WORK REQUIRED.
Look through the material below. Copy every line with the string "TMSP" in it.

EXTRACTED DATA.
____
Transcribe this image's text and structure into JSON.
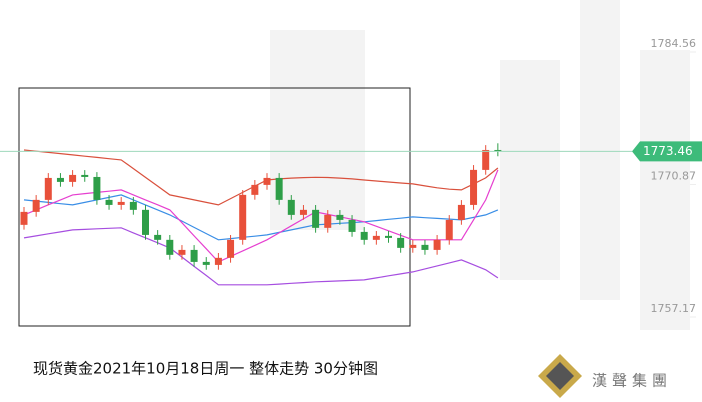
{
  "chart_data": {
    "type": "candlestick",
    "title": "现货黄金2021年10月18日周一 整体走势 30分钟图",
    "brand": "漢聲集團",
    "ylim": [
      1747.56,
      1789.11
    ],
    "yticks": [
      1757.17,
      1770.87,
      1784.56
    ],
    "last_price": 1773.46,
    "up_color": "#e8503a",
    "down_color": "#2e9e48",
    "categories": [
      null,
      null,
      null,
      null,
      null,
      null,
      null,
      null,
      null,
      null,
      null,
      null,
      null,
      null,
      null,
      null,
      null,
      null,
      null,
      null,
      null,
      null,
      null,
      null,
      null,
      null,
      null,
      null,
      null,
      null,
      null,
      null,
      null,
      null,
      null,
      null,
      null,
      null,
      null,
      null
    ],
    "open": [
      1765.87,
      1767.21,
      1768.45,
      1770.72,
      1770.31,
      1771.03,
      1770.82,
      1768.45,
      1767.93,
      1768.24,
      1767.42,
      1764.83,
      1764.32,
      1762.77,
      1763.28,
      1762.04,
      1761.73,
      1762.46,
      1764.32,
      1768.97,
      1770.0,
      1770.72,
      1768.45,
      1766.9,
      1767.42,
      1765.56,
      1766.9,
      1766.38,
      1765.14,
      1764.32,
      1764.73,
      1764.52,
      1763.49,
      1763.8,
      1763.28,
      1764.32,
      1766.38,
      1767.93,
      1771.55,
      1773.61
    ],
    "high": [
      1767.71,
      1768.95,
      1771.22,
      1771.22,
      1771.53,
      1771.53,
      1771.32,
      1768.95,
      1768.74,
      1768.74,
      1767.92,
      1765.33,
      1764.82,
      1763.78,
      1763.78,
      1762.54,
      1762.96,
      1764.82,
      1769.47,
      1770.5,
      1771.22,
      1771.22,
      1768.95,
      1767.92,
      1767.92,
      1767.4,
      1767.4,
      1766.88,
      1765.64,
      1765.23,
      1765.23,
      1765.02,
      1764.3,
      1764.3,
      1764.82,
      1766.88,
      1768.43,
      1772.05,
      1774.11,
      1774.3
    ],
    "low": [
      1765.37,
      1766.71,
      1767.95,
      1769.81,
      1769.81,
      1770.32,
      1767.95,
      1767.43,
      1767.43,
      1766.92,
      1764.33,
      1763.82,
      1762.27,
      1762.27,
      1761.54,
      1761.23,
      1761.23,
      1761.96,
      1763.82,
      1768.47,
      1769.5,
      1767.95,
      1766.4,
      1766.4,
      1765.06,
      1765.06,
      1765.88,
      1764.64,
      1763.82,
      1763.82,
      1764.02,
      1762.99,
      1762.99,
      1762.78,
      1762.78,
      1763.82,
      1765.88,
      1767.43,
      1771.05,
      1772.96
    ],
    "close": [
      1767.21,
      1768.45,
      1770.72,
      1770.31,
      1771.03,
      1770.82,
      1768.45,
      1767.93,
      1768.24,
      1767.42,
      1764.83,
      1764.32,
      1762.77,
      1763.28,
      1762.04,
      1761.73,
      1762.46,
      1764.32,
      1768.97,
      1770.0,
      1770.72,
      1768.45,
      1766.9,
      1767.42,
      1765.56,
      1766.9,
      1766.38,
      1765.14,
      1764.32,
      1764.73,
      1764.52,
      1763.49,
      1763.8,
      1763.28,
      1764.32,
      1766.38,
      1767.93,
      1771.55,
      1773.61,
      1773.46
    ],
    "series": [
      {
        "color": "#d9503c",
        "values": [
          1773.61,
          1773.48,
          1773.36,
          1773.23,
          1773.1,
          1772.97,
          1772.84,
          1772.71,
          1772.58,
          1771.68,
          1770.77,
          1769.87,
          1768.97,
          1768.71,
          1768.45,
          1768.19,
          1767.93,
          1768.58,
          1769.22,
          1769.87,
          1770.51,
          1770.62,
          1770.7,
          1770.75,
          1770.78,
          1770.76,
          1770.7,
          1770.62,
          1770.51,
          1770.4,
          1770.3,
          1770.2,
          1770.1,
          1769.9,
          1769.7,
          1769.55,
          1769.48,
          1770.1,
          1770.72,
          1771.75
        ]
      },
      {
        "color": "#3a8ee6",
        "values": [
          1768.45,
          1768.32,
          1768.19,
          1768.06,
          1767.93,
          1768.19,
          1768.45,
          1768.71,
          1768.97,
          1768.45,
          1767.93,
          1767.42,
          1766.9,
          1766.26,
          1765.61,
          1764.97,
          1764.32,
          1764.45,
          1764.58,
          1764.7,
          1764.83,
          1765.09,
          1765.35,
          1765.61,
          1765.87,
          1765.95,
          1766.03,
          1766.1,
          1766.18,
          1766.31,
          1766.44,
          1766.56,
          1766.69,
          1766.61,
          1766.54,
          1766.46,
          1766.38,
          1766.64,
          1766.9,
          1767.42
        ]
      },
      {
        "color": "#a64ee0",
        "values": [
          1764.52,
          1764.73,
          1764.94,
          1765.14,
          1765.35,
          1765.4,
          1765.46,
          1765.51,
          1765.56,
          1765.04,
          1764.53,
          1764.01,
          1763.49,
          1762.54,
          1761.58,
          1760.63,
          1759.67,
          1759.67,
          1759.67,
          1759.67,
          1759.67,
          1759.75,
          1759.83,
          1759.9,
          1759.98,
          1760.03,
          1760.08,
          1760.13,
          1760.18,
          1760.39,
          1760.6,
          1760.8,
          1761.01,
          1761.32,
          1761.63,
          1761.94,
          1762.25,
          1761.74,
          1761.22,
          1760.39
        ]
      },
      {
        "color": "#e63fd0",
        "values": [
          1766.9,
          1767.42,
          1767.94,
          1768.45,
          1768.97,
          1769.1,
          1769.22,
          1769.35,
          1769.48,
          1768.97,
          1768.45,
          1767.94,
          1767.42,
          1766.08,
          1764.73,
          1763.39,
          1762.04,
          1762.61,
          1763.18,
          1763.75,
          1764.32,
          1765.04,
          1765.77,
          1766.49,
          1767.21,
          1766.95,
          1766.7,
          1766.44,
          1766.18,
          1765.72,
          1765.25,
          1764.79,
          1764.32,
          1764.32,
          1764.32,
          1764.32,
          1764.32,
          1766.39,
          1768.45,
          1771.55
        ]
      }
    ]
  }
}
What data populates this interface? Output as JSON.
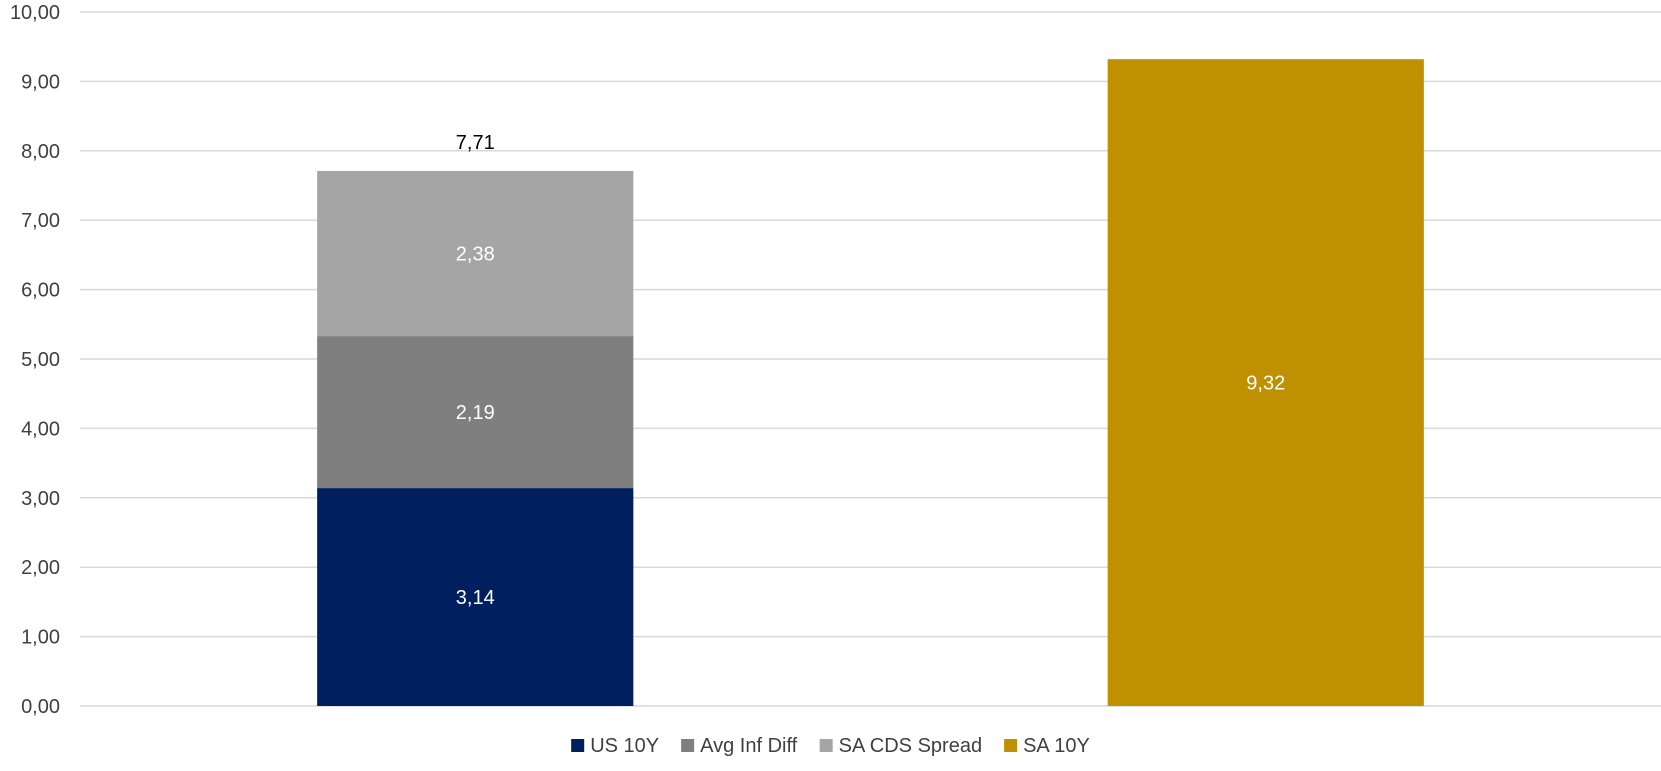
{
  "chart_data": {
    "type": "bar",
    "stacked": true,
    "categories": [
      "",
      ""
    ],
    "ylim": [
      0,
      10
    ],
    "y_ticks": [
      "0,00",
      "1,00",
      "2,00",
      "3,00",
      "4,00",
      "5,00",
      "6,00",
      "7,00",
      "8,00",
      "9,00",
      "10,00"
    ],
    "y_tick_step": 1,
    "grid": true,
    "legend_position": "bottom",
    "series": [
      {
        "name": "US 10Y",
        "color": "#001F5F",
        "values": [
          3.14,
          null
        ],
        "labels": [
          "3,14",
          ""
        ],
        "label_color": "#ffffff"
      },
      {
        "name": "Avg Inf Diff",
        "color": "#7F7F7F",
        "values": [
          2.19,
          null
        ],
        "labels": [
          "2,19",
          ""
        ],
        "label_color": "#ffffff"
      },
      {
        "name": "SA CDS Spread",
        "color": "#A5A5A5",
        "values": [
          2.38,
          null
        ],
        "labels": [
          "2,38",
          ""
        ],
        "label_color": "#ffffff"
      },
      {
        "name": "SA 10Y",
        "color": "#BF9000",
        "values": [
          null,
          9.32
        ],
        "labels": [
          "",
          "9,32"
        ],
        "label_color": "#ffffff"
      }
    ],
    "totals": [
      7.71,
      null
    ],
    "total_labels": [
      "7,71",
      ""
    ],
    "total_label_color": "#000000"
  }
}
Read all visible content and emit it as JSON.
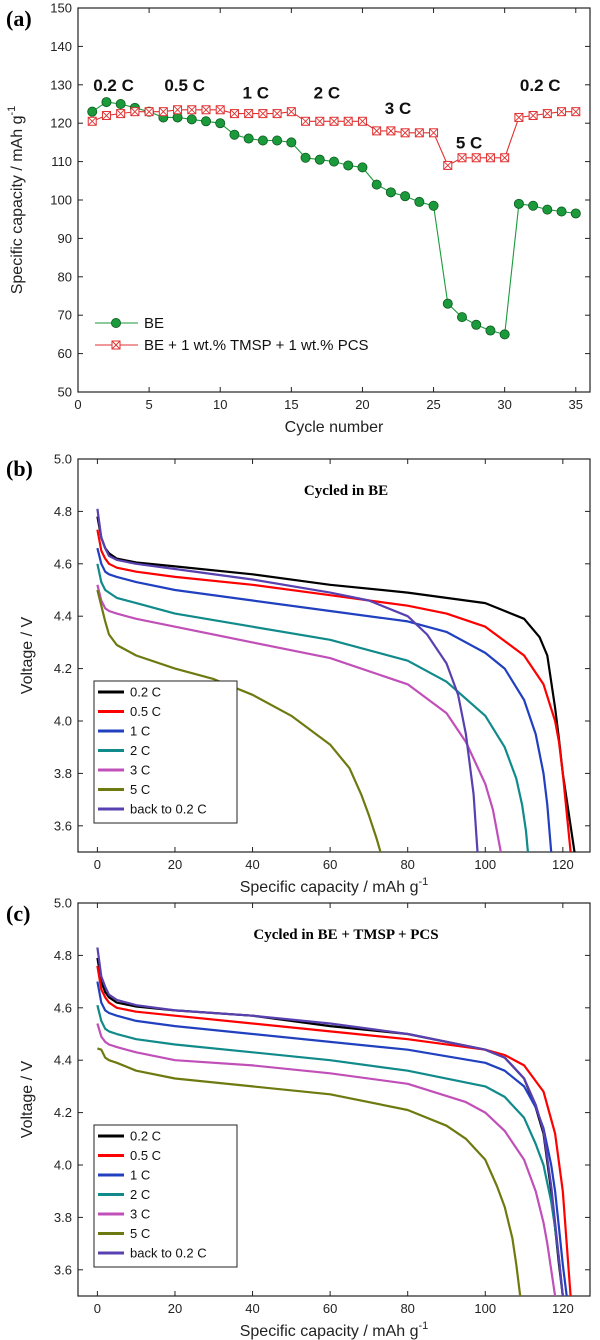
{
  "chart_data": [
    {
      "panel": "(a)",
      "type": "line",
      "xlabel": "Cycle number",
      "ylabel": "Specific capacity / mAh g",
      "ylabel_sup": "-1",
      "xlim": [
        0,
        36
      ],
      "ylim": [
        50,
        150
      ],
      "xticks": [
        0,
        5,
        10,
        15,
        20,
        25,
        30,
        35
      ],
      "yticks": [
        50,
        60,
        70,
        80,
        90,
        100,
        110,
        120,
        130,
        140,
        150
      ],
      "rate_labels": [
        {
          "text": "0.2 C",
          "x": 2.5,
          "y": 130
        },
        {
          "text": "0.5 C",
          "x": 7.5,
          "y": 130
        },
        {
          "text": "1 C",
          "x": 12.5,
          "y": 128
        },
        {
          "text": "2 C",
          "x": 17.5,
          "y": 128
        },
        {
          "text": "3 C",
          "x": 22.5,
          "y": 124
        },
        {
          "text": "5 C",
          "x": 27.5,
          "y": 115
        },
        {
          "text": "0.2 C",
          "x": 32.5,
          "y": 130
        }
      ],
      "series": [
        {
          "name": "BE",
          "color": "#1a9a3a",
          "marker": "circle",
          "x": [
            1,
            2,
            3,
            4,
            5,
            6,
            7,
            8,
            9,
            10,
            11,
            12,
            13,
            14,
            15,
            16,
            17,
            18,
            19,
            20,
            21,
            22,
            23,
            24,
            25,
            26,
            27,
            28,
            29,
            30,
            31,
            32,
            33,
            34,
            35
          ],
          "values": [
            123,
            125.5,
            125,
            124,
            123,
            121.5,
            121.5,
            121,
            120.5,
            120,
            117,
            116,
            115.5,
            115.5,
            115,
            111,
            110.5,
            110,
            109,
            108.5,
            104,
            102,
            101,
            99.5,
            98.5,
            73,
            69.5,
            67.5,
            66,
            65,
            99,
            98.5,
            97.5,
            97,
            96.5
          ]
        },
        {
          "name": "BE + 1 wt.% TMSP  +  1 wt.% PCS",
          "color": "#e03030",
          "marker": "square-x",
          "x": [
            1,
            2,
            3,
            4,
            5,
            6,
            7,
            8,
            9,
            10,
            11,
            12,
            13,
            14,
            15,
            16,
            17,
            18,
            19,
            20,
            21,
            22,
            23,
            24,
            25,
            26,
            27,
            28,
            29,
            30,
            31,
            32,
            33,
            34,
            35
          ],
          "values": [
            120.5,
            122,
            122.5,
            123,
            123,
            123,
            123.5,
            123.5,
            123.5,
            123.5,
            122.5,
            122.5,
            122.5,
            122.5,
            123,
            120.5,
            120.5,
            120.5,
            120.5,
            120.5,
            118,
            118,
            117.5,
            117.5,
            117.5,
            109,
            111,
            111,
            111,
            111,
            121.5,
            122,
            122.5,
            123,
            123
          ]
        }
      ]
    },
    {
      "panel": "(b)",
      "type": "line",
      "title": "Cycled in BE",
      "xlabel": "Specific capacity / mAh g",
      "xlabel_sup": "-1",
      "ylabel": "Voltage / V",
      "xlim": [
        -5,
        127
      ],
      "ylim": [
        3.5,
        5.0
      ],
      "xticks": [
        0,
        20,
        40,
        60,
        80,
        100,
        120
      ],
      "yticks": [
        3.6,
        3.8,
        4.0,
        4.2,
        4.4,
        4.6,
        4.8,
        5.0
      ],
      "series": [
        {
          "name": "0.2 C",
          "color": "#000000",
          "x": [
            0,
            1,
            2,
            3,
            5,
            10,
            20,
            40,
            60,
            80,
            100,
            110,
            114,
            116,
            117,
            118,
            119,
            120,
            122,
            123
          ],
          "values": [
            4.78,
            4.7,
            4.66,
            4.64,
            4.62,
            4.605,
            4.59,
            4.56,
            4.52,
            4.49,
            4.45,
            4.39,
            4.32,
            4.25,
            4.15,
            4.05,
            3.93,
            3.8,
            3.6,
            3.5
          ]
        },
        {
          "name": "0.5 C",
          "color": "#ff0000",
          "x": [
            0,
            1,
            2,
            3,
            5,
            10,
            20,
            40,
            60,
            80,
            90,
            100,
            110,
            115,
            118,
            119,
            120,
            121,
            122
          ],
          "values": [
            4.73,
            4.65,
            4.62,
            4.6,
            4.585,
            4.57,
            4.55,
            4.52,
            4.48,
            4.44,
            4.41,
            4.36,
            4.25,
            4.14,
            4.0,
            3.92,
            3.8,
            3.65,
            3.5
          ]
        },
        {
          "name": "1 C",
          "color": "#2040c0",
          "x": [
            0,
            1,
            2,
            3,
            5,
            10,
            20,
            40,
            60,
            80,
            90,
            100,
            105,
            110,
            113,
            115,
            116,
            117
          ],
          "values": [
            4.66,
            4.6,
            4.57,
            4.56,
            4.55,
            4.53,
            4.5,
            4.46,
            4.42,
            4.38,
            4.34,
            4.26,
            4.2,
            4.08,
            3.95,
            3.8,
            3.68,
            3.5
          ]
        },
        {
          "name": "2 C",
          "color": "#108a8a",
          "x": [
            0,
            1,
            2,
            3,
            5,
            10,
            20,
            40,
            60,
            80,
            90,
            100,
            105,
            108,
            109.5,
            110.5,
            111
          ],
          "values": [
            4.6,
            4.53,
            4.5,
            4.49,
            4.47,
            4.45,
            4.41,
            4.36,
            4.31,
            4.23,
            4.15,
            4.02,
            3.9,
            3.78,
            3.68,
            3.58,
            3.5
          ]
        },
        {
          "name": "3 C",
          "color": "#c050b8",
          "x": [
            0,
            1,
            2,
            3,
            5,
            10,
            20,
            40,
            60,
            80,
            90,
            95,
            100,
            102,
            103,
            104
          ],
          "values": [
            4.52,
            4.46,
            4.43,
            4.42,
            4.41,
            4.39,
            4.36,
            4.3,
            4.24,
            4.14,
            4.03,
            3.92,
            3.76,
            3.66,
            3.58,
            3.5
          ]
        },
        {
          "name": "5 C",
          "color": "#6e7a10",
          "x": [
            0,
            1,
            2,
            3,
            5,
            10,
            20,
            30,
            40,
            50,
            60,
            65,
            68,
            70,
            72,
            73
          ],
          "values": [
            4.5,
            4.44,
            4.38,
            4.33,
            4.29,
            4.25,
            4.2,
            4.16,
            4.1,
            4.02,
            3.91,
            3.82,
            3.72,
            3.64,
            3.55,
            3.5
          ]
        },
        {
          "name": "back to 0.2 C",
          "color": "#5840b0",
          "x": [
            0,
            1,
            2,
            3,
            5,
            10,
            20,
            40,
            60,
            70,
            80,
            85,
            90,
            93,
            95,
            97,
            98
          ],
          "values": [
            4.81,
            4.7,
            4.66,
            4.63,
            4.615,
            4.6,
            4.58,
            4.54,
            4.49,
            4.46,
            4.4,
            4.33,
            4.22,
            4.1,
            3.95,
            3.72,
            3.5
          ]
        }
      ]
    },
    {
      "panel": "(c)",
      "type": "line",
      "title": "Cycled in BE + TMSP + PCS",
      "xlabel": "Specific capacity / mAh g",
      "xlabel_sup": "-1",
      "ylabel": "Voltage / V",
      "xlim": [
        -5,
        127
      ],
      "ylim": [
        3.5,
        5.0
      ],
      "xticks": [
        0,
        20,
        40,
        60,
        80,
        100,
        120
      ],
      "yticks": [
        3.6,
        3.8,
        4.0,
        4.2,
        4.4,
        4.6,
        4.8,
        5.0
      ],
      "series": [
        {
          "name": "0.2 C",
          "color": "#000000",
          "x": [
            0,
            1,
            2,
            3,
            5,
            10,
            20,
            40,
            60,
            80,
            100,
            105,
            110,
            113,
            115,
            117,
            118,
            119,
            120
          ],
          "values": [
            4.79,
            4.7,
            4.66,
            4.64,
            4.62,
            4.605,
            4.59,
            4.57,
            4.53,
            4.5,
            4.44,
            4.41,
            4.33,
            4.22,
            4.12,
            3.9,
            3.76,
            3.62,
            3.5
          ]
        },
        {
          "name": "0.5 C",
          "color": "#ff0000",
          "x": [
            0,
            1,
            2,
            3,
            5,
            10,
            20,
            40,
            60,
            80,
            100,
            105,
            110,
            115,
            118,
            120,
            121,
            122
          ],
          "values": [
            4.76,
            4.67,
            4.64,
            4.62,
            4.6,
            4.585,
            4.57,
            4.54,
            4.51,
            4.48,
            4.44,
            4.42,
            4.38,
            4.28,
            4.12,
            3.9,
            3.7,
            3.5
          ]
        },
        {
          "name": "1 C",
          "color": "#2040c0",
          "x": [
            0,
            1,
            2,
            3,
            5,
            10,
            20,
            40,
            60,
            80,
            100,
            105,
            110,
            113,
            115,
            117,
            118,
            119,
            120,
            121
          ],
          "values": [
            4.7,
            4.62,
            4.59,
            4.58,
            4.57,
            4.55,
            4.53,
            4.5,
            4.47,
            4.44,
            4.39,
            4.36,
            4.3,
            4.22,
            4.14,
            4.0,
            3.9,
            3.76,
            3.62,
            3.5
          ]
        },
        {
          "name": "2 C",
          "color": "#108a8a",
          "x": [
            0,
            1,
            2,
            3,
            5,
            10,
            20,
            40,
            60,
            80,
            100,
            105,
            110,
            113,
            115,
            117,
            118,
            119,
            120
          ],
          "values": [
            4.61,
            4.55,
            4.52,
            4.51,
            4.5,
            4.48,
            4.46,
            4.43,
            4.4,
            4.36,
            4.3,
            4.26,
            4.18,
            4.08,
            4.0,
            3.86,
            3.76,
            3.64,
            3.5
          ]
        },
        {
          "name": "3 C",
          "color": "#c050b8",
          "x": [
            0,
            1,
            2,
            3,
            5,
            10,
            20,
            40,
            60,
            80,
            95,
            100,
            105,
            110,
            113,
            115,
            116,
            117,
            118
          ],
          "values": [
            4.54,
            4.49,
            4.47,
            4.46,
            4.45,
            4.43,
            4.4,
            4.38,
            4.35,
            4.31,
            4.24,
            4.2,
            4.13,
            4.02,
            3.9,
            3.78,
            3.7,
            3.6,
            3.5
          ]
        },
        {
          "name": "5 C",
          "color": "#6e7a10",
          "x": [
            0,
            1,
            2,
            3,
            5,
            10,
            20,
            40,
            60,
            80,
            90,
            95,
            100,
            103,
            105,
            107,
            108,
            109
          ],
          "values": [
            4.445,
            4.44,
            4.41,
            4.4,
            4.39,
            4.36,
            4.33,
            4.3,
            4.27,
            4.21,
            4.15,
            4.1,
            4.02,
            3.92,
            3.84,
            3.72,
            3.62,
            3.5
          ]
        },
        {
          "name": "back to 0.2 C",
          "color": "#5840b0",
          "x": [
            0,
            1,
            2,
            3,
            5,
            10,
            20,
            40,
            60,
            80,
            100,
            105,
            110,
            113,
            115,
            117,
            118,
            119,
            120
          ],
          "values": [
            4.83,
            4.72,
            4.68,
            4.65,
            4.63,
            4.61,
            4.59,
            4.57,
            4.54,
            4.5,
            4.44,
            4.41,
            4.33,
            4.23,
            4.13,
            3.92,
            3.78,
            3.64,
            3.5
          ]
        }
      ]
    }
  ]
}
____
REPLY.
          "name": "BE + 1 wt.% TMSP  +  1 wt.% PCS",
      "title": "Cycled in BE + TMSP + PCS",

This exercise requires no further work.